* Supplied information *
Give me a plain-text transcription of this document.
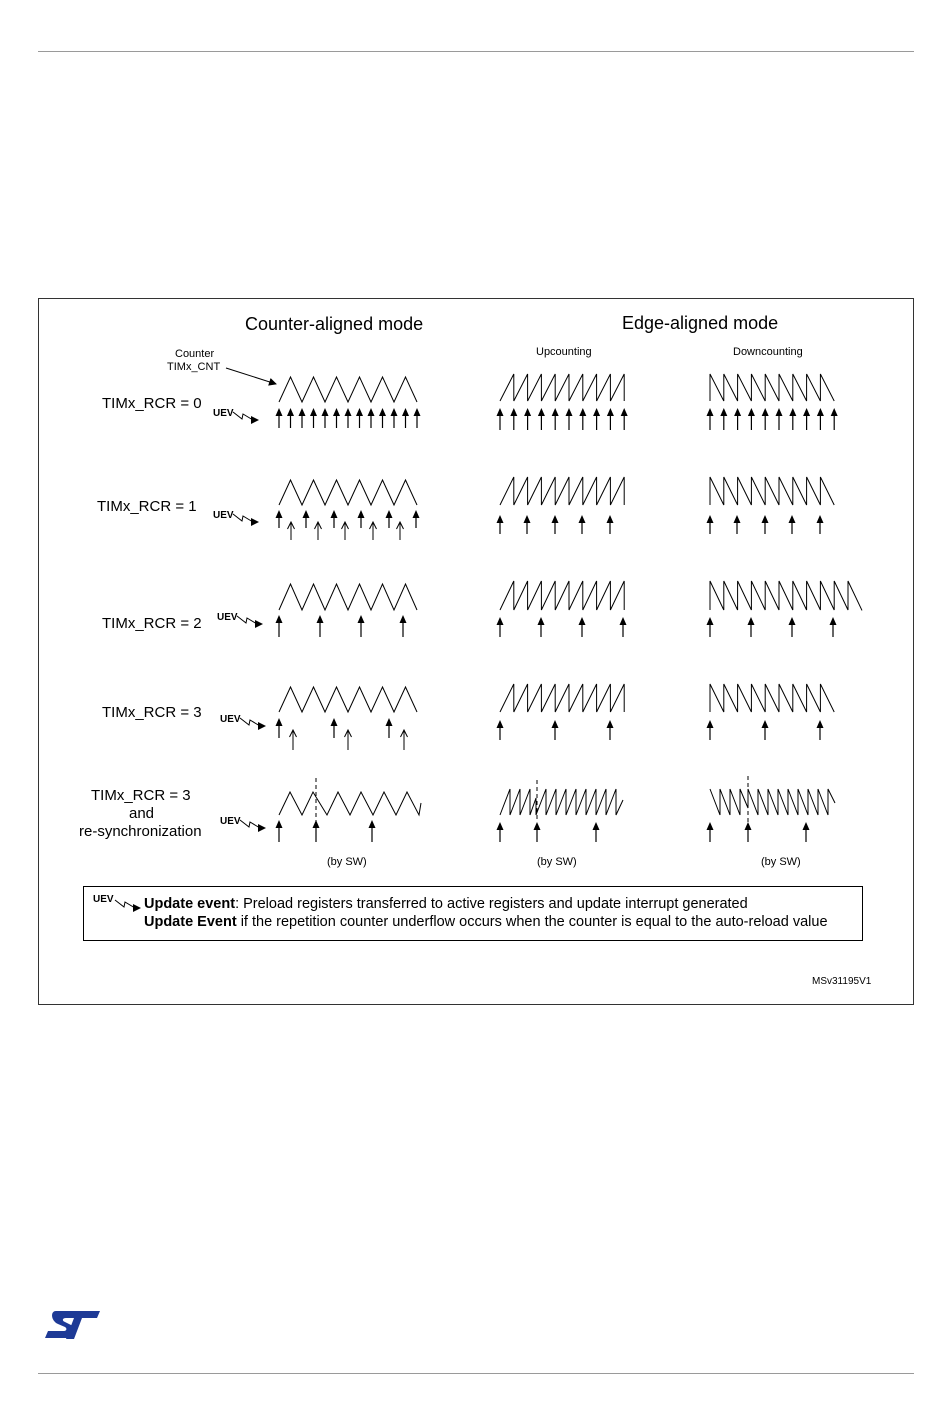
Counter-aligned mode	Edge-aligned mode
Upcounting	Downcounting
Counter
TIMx_CNT
TIMx_RCR = 0
TIMx_RCR = 1
TIMx_RCR = 2
TIMx_RCR = 3
TIMx_RCR = 3
and
re-synchronization
UEV
UEV
UEV
UEV
UEV
(by SW)	(by SW)	(by SW)
UEV Update event: Preload registers transferred to active registers and update interrupt generated
Update Event if the repetition counter underflow occurs when the counter is equal to the auto-reload value
MSv31195V1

* The task *
Look through the data above. Each line containing the word "Update" needs to be copied.

* Final result *
UEV Update event: Preload registers transferred to active registers and update interrupt generated
Update Event if the repetition counter underflow occurs when the counter is equal to the auto-reload value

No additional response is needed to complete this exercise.